(Layout element annotations)
※

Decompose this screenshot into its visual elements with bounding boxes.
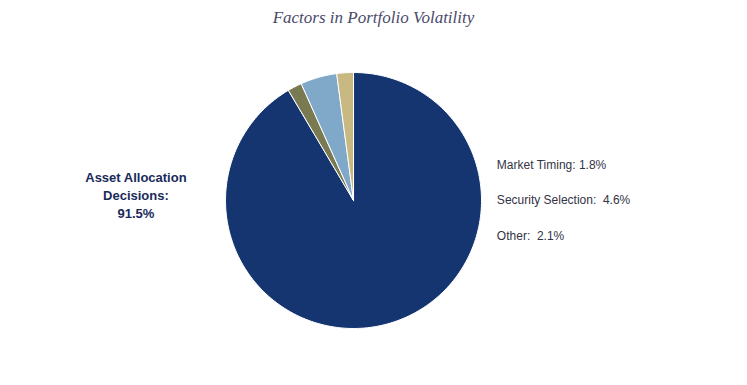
svg-text:Other: 2.1%: Other: 2.1% [497, 229, 565, 243]
svg-text:Asset AllocationDecisions:91.5: Asset AllocationDecisions:91.5% [85, 170, 186, 221]
svg-text:Security Selection: 4.6%: Security Selection: 4.6% [497, 193, 631, 207]
html-text:Factors in Portfolio Volatilit: Factors in Portfolio Volatility [272, 8, 475, 27]
svg-text:Market Timing: 1.8%: Market Timing: 1.8% [497, 158, 607, 172]
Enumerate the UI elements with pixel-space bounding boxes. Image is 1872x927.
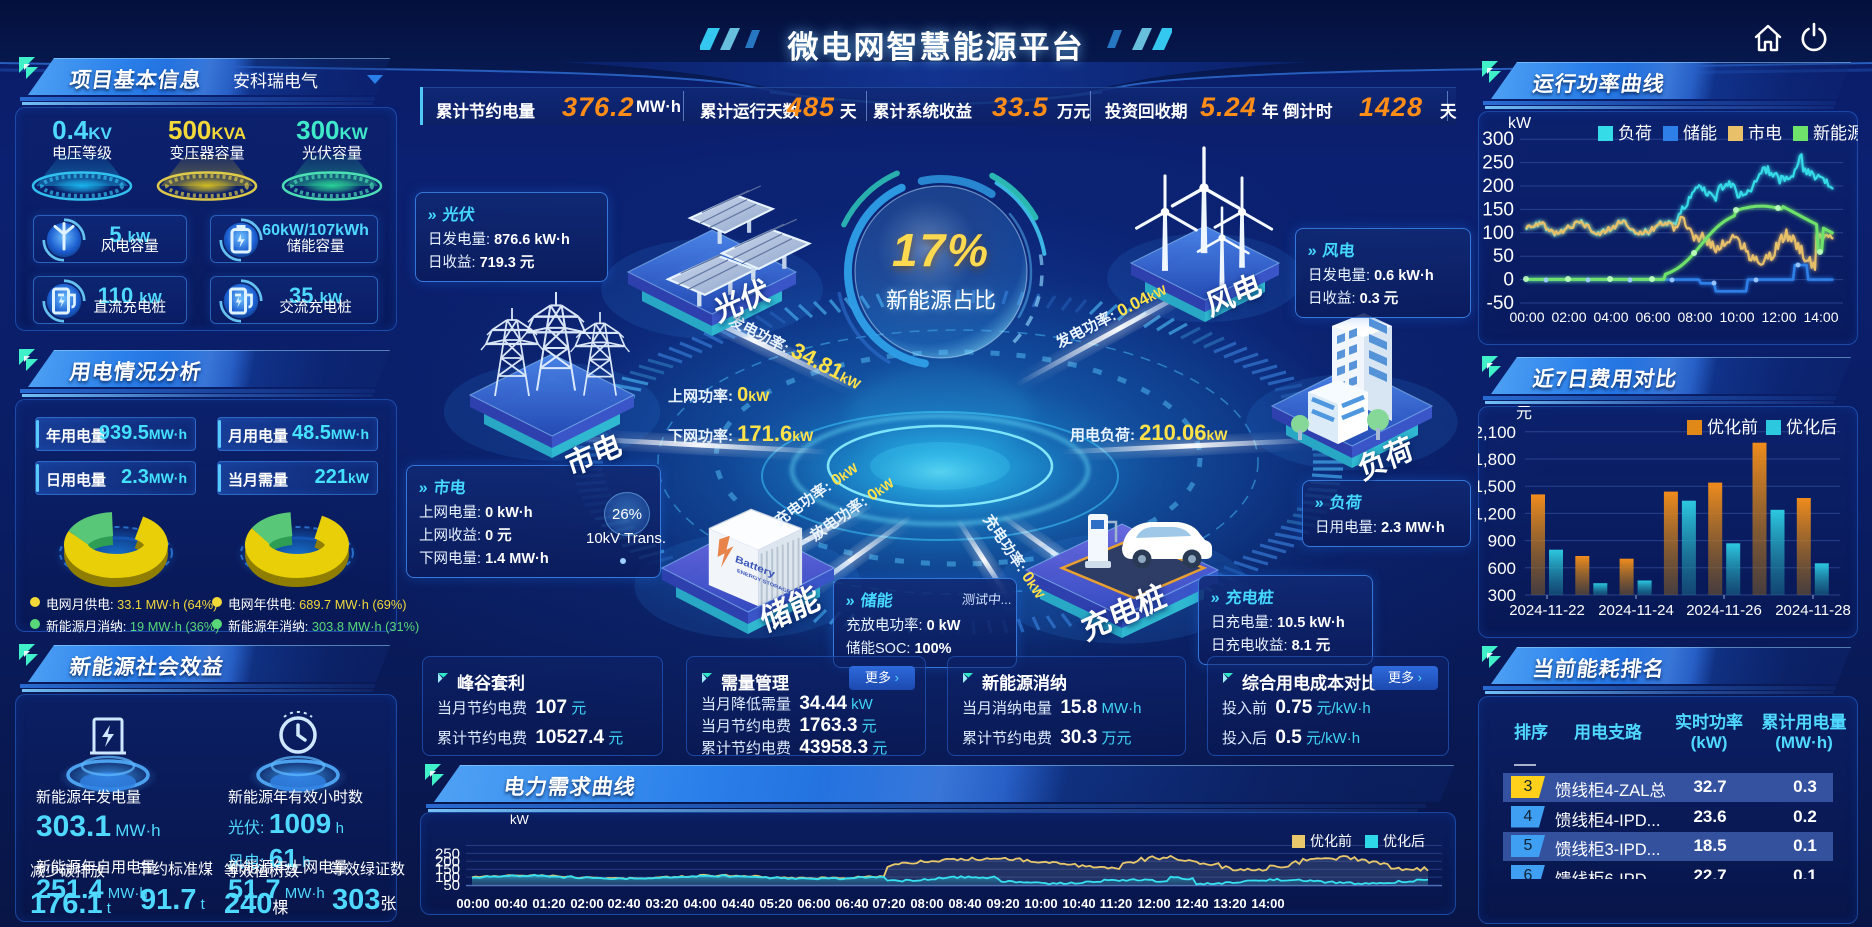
svg-text:市电: 市电 [1748,124,1782,143]
svg-text:01:20: 01:20 [532,896,565,911]
svg-text:06:40: 06:40 [835,896,868,911]
svg-text:900: 900 [1488,532,1516,551]
svg-text:300: 300 [1488,586,1516,605]
svg-text:2,100: 2,100 [1478,423,1516,442]
svg-text:-50: -50 [1487,293,1514,314]
svg-text:12:00: 12:00 [1137,896,1170,911]
svg-text:2024-11-26: 2024-11-26 [1686,602,1762,619]
svg-text:14:00: 14:00 [1803,309,1838,325]
svg-text:150: 150 [435,861,460,878]
svg-text:13:20: 13:20 [1213,896,1246,911]
svg-text:200: 200 [435,853,460,870]
svg-text:10:00: 10:00 [1024,896,1057,911]
svg-text:10:00: 10:00 [1719,309,1754,325]
svg-text:优化前: 优化前 [1310,833,1352,849]
svg-text:09:20: 09:20 [986,896,1019,911]
svg-text:优化后: 优化后 [1383,833,1425,849]
svg-text:02:00: 02:00 [570,896,603,911]
svg-text:00:00: 00:00 [456,896,489,911]
svg-text:250: 250 [1482,153,1514,174]
svg-text:150: 150 [1482,199,1514,220]
svg-text:负荷: 负荷 [1618,124,1652,143]
svg-text:1,800: 1,800 [1478,450,1516,469]
svg-text:14:00: 14:00 [1251,896,1284,911]
svg-text:kW: kW [510,812,530,827]
svg-text:04:00: 04:00 [1593,309,1628,325]
svg-text:06:00: 06:00 [797,896,830,911]
svg-text:2024-11-24: 2024-11-24 [1598,602,1674,619]
svg-text:05:20: 05:20 [759,896,792,911]
svg-text:08:00: 08:00 [1677,309,1712,325]
svg-text:08:40: 08:40 [948,896,981,911]
svg-text:11:20: 11:20 [1100,896,1133,911]
svg-text:200: 200 [1482,176,1514,197]
svg-text:0: 0 [1503,270,1514,291]
svg-text:100: 100 [435,869,460,886]
svg-text:元: 元 [1516,406,1532,422]
svg-text:07:20: 07:20 [872,896,905,911]
svg-text:优化前: 优化前 [1707,418,1758,437]
svg-text:100: 100 [1482,223,1514,244]
svg-text:储能: 储能 [1683,124,1717,143]
svg-text:04:40: 04:40 [721,896,754,911]
svg-text:02:40: 02:40 [607,896,640,911]
svg-text:00:40: 00:40 [494,896,527,911]
svg-text:06:00: 06:00 [1635,309,1670,325]
svg-text:优化后: 优化后 [1786,418,1837,437]
svg-text:50: 50 [1493,246,1514,267]
svg-text:08:00: 08:00 [910,896,943,911]
svg-text:2024-11-22: 2024-11-22 [1509,602,1585,619]
svg-text:600: 600 [1488,559,1516,578]
svg-text:2024-11-28: 2024-11-28 [1775,602,1851,619]
svg-text:250: 250 [435,845,460,862]
svg-text:02:00: 02:00 [1551,309,1586,325]
svg-text:10:40: 10:40 [1062,896,1095,911]
svg-text:04:00: 04:00 [683,896,716,911]
svg-text:50: 50 [443,877,460,894]
svg-text:300: 300 [1482,129,1514,150]
svg-text:03:20: 03:20 [645,896,678,911]
svg-text:1,200: 1,200 [1478,504,1516,523]
svg-text:kW: kW [1508,115,1532,132]
svg-text:1,500: 1,500 [1478,477,1516,496]
svg-text:12:00: 12:00 [1761,309,1796,325]
svg-text:新能源: 新能源 [1813,124,1858,143]
svg-text:00:00: 00:00 [1509,309,1544,325]
svg-text:12:40: 12:40 [1175,896,1208,911]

※

**REQUEST**: Replace "Portfolio" with "Fund" in everything from the start of the listing down to the line that contains "Enumerate the UI", and write those lines out again with nothing else changed. Leave the pictures out of your answer.

**RESPONSE TO THE TASK**:
Decompose this screenshot into its visual elements with bounding boxes.
svg-text:Other: 2.1%: Other: 2.1% [497, 229, 565, 243]
svg-text:Asset AllocationDecisions:91.5: Asset AllocationDecisions:91.5% [85, 170, 186, 221]
svg-text:Security Selection: 4.6%: Security Selection: 4.6% [497, 193, 631, 207]
html-text:Factors in Fund Volatilit: Factors in Fund Volatility [272, 8, 475, 27]
svg-text:Market Timing: 1.8%: Market Timing: 1.8% [497, 158, 607, 172]
Enumerate the UI elements with pixel-space bounding boxes. Image is 1872x927.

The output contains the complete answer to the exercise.